- What you are asked to do
Go through the entries and count the lines with the string "frac" in them. Give only that number.

start Data shown

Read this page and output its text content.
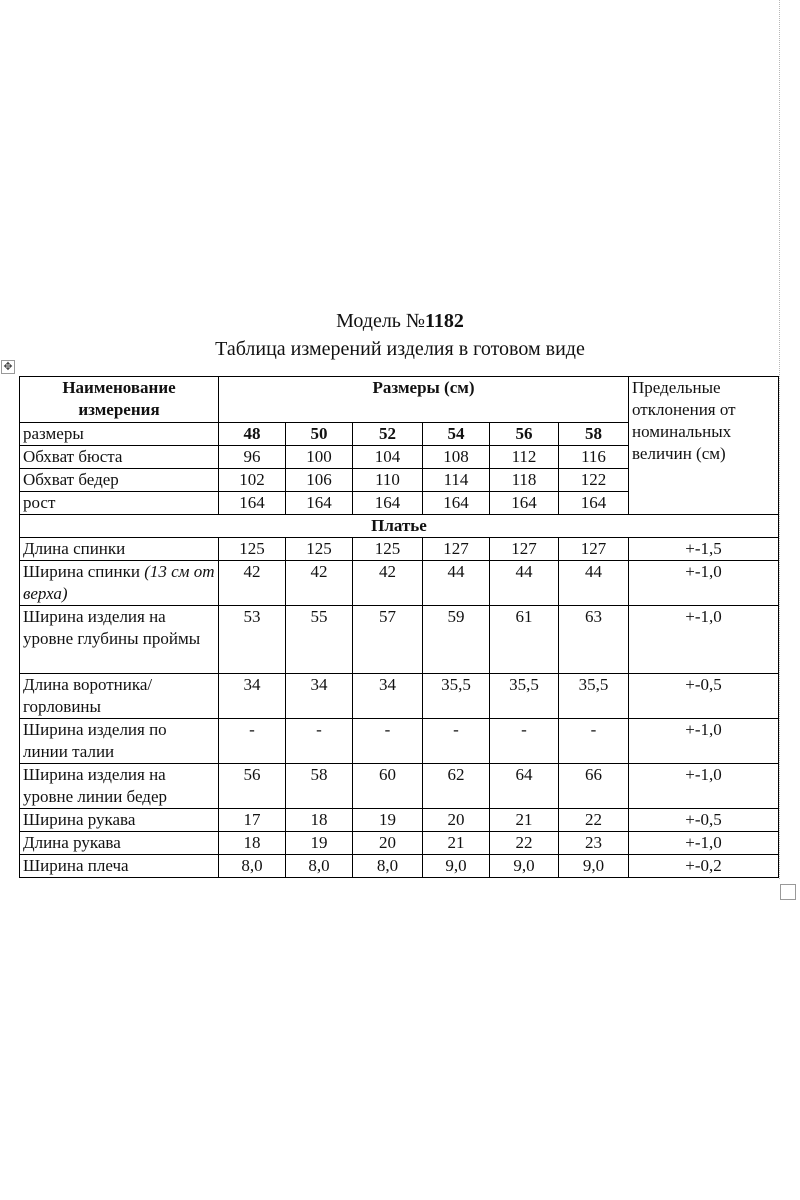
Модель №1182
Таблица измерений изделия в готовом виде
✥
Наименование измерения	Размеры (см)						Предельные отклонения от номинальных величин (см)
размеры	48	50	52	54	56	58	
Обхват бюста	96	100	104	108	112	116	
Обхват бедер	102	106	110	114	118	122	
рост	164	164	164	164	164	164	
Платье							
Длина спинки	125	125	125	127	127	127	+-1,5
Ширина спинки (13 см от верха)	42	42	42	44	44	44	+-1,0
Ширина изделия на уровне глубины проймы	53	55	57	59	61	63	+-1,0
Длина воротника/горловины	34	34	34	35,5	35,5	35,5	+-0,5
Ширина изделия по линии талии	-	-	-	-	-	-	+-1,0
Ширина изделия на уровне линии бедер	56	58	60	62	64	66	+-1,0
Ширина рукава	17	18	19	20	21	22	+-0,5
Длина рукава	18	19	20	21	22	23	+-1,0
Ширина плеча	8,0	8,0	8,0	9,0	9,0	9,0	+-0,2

end Data shown
start Data shown

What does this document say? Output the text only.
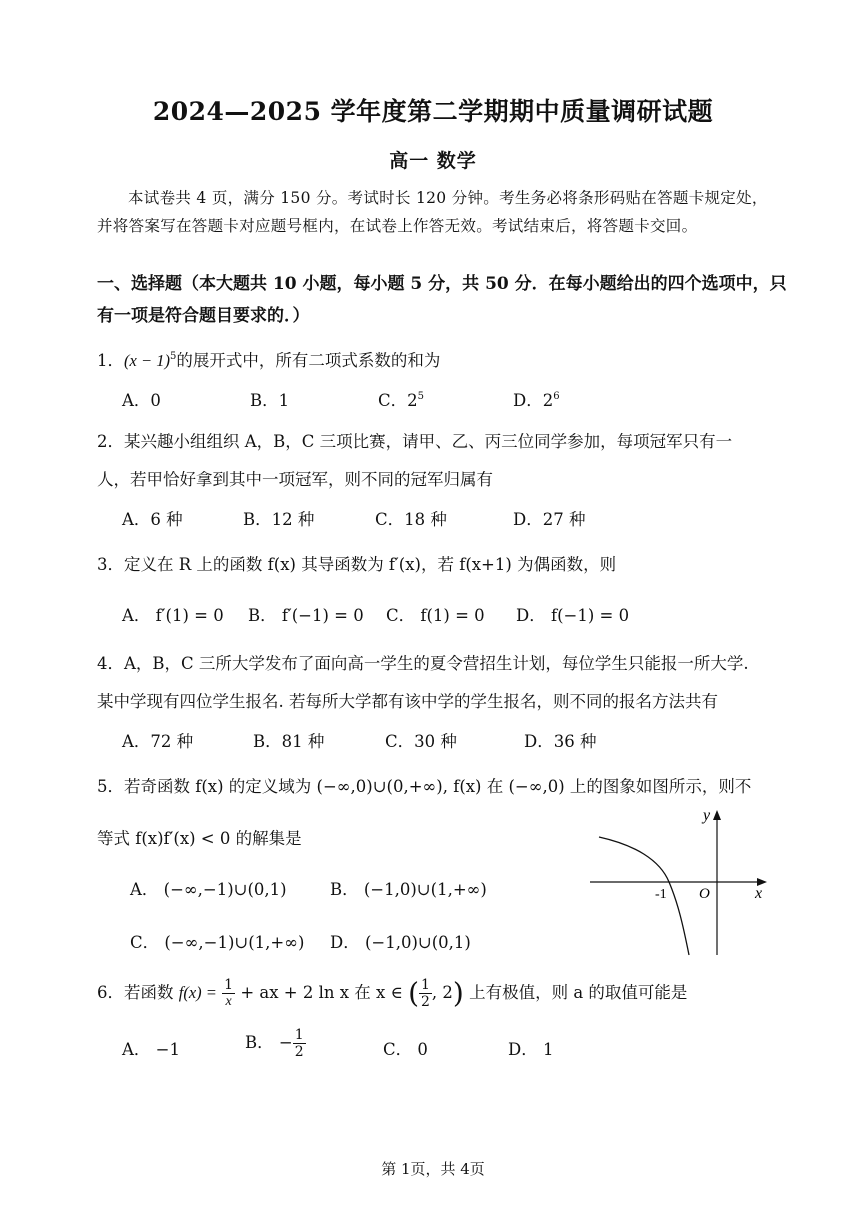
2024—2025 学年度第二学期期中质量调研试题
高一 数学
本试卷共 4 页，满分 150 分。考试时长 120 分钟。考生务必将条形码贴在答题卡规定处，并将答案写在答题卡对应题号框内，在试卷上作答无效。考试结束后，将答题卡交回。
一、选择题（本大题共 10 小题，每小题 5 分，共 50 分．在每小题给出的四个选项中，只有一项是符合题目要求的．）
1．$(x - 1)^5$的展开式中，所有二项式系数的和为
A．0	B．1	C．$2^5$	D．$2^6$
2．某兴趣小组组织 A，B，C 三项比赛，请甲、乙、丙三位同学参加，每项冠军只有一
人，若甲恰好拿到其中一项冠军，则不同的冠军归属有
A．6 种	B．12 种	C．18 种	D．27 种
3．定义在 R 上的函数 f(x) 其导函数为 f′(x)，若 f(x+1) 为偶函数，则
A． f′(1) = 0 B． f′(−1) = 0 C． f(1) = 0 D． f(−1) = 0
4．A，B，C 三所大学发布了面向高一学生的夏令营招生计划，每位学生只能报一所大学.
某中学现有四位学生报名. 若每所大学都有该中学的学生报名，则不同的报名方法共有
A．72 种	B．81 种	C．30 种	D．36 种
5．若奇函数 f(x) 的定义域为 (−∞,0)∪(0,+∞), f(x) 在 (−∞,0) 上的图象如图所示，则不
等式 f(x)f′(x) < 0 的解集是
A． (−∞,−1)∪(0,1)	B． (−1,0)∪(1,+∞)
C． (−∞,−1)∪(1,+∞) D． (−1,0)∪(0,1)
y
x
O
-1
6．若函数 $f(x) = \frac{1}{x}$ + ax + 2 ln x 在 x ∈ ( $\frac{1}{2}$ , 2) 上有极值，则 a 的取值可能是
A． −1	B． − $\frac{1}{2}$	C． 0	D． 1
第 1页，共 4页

end Data shown
start Data shown

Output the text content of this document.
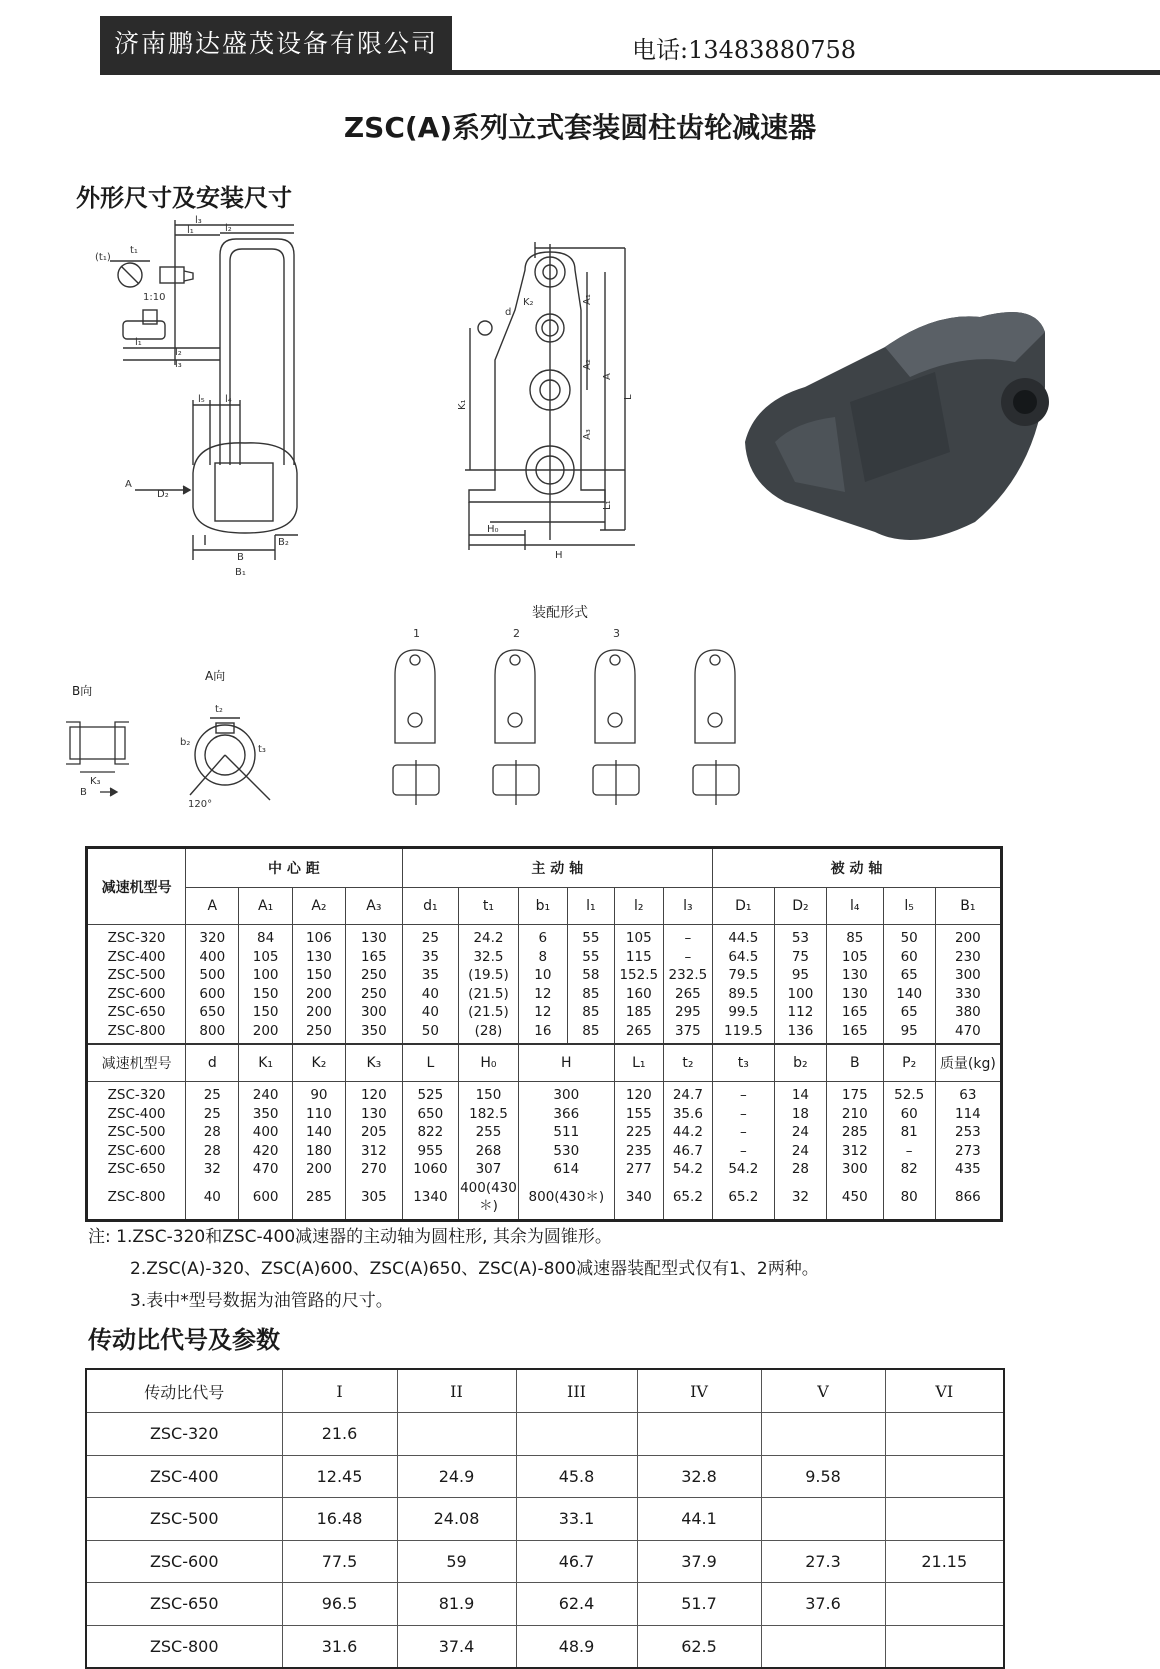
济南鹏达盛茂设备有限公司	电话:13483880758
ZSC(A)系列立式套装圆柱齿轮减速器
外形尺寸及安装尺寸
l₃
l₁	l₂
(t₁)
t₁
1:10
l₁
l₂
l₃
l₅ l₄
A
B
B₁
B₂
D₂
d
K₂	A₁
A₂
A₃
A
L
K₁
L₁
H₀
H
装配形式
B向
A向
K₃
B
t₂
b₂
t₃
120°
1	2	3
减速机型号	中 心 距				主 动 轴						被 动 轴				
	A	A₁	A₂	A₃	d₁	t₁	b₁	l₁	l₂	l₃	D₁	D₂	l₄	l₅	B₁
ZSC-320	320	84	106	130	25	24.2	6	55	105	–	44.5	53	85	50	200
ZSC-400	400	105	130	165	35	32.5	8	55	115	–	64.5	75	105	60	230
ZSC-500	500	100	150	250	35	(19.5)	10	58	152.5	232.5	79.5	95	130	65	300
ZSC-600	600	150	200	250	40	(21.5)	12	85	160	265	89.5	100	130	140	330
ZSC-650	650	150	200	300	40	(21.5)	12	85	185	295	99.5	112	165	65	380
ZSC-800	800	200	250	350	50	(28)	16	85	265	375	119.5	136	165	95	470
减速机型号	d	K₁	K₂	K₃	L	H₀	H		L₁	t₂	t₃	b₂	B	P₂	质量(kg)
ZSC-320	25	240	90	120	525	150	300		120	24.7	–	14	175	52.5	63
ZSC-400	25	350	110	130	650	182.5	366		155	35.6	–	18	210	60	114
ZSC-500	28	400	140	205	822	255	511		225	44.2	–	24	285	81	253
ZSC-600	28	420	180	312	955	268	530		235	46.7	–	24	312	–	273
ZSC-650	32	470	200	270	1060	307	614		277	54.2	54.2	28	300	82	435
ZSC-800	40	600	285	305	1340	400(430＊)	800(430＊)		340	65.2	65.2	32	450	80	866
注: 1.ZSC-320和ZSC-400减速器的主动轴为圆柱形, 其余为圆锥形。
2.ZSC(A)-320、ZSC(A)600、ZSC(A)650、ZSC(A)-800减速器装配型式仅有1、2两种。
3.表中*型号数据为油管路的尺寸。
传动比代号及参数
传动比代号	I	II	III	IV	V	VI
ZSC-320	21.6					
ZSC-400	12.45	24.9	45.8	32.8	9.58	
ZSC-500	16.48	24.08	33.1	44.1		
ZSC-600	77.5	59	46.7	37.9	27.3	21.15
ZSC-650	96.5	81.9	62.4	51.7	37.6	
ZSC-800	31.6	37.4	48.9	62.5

end Data shown

- Solution
2